Instrucciones de trabajo
A) Transcribe del discurso sobre la literatura el tramo que va desde "Si convocara en" hasta "ni fantasear historias.".
B) ¿Cómo resumirías en dos oraciones el discurso sobre la literatura?
C) ¿Podrías continuar el discurso sobre la literatura a partir de su última oración?

Si convocara en este discurso a todos los escritores a los que debo algo o mucho sus sombras nos sumirían en la oscuridad. Son innumerables. Además de revelarme los secretos del oficio de contar, me hicieron explorar los abismos de lo humano, admirar sus hazañas y horrorizarme con sus desvaríos. Fueron los amigos más serviciales, los animadores de mi vocación, en cuyos libros descubrí que, aun en las peores circunstancias, hay esperanzas y que vale la pena vivir, aunque fuera sólo porque sin la vida no podríamos leer ni fantasear historias.
Algunas veces me pregunté si en países como el mío, con escasos lectores y tantos pobres, analfabetos e injusticias, donde la cultura era privilegio de tan pocos, escribir no era un lujo solipsista. Pero estas dudas nunca asfixiaron mi vocación y seguí siempre escribiendo, incluso en aquellos períodos en que los trabajos alimenticios absorbían casi todo mi tiempo. Creo que hice lo justo, pues, si para que la literatura florezca en una sociedad fuera requisito alcanzar primero la alta cultura, la libertad, la prosperidad y la justicia, ella no hubiera existido nunca. Por el contrario, gracias a la literatura, a las conciencias que formó, a los deseos y anhelos que inspiró, al desencanto de lo real con que volvemos del viaje a una bella fantasía, la civilización es ahora menos cruel que cuando los contadores de cuentos comenzaron a humanizar la vida con sus fábulas. Seríamos peores de lo que somos sin los buenos libros que leímos, más conformistas, menos inquietos e insumisos y el espíritu crítico, motor del progreso, ni siquiera existiría. Igual que escribir, leer es protestar contra las insuficiencias de la vida.

Extractos de datos
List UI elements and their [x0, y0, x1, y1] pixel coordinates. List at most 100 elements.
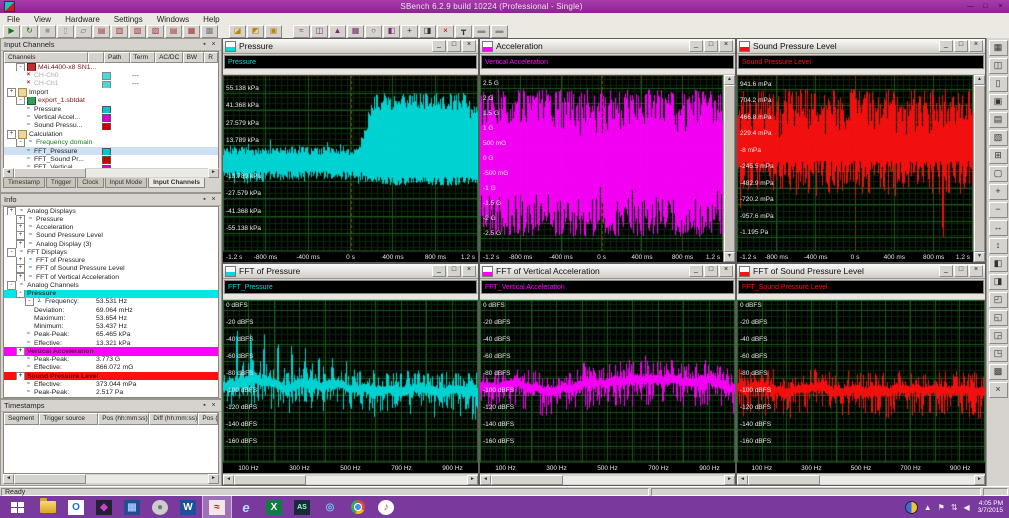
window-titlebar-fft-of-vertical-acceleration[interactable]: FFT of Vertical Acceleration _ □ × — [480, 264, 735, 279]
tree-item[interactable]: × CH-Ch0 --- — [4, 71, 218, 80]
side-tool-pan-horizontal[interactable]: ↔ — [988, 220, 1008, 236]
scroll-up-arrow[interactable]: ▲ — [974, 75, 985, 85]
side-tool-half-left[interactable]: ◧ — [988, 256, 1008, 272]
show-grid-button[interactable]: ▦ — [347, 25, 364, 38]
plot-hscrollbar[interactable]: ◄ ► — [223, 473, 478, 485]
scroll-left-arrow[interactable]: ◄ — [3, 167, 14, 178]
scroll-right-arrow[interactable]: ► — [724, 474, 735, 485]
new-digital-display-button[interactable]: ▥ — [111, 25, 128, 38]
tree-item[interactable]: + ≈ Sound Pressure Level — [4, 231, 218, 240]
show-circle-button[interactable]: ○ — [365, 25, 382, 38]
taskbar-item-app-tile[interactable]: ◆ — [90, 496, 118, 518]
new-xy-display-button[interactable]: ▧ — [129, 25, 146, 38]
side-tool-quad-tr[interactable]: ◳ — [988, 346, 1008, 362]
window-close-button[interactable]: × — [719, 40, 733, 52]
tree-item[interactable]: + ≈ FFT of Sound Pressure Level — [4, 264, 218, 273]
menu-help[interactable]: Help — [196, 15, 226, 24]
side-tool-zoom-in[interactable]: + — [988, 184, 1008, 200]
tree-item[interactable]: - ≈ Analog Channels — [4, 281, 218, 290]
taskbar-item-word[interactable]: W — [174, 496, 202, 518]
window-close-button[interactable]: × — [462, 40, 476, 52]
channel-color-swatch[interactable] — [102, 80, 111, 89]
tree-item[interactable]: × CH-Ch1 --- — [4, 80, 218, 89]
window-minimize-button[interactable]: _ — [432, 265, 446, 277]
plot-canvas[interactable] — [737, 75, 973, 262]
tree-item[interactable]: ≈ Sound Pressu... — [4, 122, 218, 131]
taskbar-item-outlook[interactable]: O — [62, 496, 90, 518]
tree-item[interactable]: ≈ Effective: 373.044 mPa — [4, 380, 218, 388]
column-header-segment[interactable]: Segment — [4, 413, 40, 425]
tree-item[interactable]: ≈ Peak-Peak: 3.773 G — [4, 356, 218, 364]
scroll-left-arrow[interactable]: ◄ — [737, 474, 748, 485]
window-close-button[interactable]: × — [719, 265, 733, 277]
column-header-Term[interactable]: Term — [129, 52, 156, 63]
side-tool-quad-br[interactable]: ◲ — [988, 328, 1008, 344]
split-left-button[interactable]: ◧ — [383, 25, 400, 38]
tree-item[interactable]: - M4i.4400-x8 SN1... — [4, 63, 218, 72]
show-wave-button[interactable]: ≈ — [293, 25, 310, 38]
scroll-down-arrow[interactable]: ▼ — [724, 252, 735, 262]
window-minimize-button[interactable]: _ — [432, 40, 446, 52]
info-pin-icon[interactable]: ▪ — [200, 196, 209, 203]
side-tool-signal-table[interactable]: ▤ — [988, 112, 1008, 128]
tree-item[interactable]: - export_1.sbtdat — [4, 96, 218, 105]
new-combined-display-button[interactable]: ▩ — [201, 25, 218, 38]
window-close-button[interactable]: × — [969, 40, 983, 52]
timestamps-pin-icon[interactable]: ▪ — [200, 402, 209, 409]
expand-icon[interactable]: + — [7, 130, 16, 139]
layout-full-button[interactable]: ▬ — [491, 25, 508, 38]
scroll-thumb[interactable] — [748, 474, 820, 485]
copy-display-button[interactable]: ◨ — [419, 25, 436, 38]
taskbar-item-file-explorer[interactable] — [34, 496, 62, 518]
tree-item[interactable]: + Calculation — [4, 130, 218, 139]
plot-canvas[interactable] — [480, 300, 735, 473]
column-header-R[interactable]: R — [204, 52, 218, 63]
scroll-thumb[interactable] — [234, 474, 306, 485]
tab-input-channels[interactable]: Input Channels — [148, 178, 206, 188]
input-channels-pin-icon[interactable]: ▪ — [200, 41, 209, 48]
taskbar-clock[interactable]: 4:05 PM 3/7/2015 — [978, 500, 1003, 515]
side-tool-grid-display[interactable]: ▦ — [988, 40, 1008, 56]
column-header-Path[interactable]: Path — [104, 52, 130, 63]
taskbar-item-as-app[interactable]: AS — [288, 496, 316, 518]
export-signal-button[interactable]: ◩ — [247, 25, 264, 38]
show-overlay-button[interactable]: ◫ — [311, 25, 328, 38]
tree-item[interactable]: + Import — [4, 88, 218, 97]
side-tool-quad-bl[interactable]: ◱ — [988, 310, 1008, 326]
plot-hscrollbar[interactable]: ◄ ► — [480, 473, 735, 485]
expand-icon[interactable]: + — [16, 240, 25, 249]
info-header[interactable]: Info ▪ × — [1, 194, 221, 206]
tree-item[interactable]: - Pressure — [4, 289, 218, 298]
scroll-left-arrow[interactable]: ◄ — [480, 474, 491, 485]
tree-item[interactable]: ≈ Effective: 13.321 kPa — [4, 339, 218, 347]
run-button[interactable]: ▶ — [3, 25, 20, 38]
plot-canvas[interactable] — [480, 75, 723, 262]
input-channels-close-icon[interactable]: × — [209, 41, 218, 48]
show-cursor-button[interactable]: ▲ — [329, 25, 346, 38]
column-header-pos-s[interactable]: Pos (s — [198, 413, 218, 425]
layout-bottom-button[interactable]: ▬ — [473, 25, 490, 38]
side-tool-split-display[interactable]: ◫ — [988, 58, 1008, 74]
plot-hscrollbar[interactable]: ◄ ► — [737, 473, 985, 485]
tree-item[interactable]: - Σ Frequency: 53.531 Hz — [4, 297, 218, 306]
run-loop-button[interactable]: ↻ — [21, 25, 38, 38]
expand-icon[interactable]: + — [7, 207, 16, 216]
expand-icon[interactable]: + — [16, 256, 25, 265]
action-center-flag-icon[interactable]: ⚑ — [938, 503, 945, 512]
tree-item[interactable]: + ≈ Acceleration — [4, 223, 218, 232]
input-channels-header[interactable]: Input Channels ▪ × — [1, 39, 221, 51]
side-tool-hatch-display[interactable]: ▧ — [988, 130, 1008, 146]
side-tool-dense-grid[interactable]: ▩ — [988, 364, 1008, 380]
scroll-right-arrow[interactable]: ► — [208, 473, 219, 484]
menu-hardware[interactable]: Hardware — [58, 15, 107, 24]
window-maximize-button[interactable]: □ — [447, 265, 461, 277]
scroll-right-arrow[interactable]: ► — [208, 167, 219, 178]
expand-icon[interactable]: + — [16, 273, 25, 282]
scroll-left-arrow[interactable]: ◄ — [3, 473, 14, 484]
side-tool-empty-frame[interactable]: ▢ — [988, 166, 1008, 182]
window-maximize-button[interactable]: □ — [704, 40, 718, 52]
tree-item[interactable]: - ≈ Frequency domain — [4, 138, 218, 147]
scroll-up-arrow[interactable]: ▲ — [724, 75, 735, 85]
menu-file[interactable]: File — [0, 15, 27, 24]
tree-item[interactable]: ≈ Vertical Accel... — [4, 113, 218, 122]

Respuestas por tarea
A)
Si convocara en este discurso a todos los escritores a los que debo algo o mucho sus sombras nos sumirían en la oscuridad. Son innumerables. Además de revelarme los secretos del oficio de contar, me hicieron explorar los abismos de lo humano, admirar sus hazañas y horrorizarme con sus desvaríos. Fueron los amigos más serviciales, los animadores de mi vocación, en cuyos libros descubrí que, aun en las peores circunstancias, hay esperanzas y que vale la pena vivir, aunque fuera sólo porque sin la vida no podríamos leer ni fantasear historias.

B) Quien habla reconoce una deuda con innumerables escritores, que le revelaron los secretos del oficio de contar y le enseñaron que aun en las peores circunstancias hay esperanzas. Aunque a veces se preguntó si escribir era un lujo en países con escasos lectores y tantos pobres, siguió escribiendo, porque cree que gracias a la literatura la civilización es menos cruel y que leer, igual que escribir, es protestar contra las insuficiencias de la vida.

C)
Quien busca en la ficción lo que no tiene, dice, sin necesidad de decirlo, ni siquiera saberlo, que la vida tal como es no nos basta para colmar nuestra sed de absoluto, fundamento de la condición humana, y que debería ser mejor. Inventamos las ficciones para poder vivir de alguna manera las muchas vidas que quisiéramos tener cuando apenas disponemos de una sola.
Sin las ficciones seríamos menos conscientes de la importancia de la libertad para que la vida sea vivible y del infierno en que se convierte cuando es conculcada por un tirano, una ideología o una religión. Quienes dudan de que la literatura, además de sumirnos en el sueño de la belleza y la felicidad, nos alerta contra toda forma de opresión, pregúntense por qué todos los regímenes empeñados en controlar la conducta de los ciudadanos de la cuna a la tumba, la temen tanto que establecen sistemas de censura para reprimirla y vigilan con tanta suspicacia a los escritores independientes. Lo hacen porque saben el riesgo que corren dejando que la imaginación discurra por los libros, lo sediciosas que se vuelven las ficciones cuando el lector coteja la libertad que las hace posibles y que en ellas se ejerce, con el oscurantismo y el miedo que lo acechan en el mundo real. Lo quieran o no, lo sepan o no, los fabuladores, al inventar historias, propagan la insatisfacción, mostrando que el mundo está mal hecho, que la vida de la fantasía es más rica que la de la rutina cotidiana. Esa comprobación, si echa raíces en la sensibilidad y la conciencia, vuelve a los ciudadanos más difíciles de manipular, de aceptar las mentiras de quienes quisieran hacerles creer que, entre barrotes, inquisidores y carceleros viven más seguros y mejor.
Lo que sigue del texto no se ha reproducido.